*The task*: Output solely the number of lines containing the string "grande".

*Input data*:
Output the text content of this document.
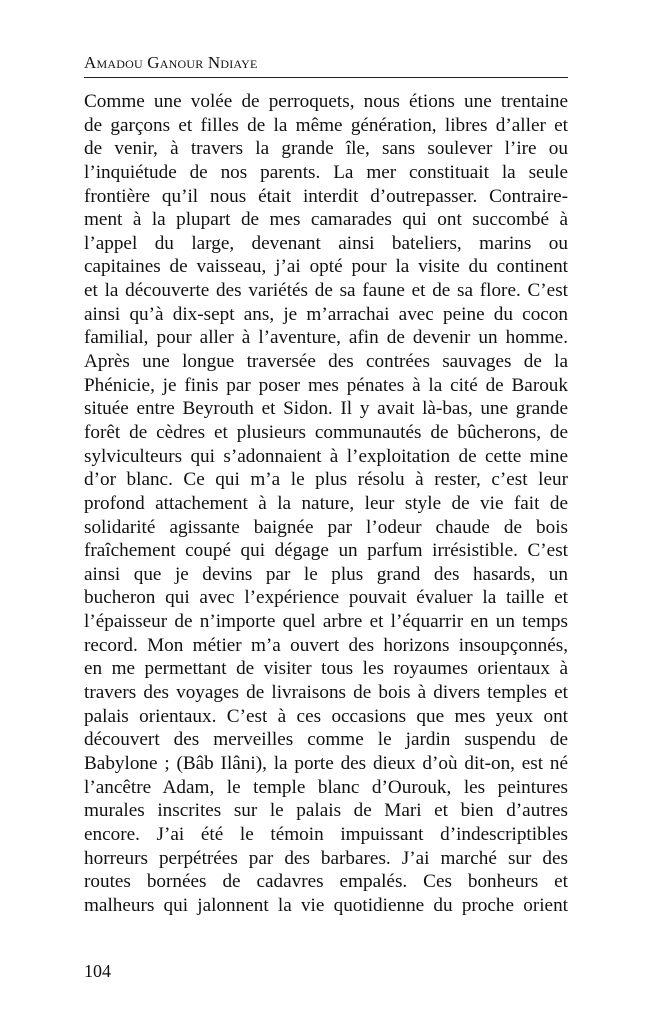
Amadou Ganour Ndiaye
Comme une volée de perroquets, nous étions une trentaine
de garçons et filles de la même génération, libres d’aller et
de venir, à travers la grande île, sans soulever l’ire ou
l’inquiétude de nos parents. La mer constituait la seule
frontière qu’il nous était interdit d’outrepasser. Contraire-
ment à la plupart de mes camarades qui ont succombé à
l’appel du large, devenant ainsi bateliers, marins ou
capitaines de vaisseau, j’ai opté pour la visite du continent
et la découverte des variétés de sa faune et de sa flore. C’est
ainsi qu’à dix-sept ans, je m’arrachai avec peine du cocon
familial, pour aller à l’aventure, afin de devenir un homme.
Après une longue traversée des contrées sauvages de la
Phénicie, je finis par poser mes pénates à la cité de Barouk
située entre Beyrouth et Sidon. Il y avait là-bas, une grande
forêt de cèdres et plusieurs communautés de bûcherons, de
sylviculteurs qui s’adonnaient à l’exploitation de cette mine
d’or blanc. Ce qui m’a le plus résolu à rester, c’est leur
profond attachement à la nature, leur style de vie fait de
solidarité agissante baignée par l’odeur chaude de bois
fraîchement coupé qui dégage un parfum irrésistible. C’est
ainsi que je devins par le plus grand des hasards, un
bucheron qui avec l’expérience pouvait évaluer la taille et
l’épaisseur de n’importe quel arbre et l’équarrir en un temps
record. Mon métier m’a ouvert des horizons insoupçonnés,
en me permettant de visiter tous les royaumes orientaux à
travers des voyages de livraisons de bois à divers temples et
palais orientaux. C’est à ces occasions que mes yeux ont
découvert des merveilles comme le jardin suspendu de
Babylone ; (Bâb Ilâni), la porte des dieux d’où dit-on, est né
l’ancêtre Adam, le temple blanc d’Ourouk, les peintures
murales inscrites sur le palais de Mari et bien d’autres
encore. J’ai été le témoin impuissant d’indescriptibles
horreurs perpétrées par des barbares. J’ai marché sur des
routes bornées de cadavres empalés. Ces bonheurs et
malheurs qui jalonnent la vie quotidienne du proche orient
104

*Result for this exercise*: 2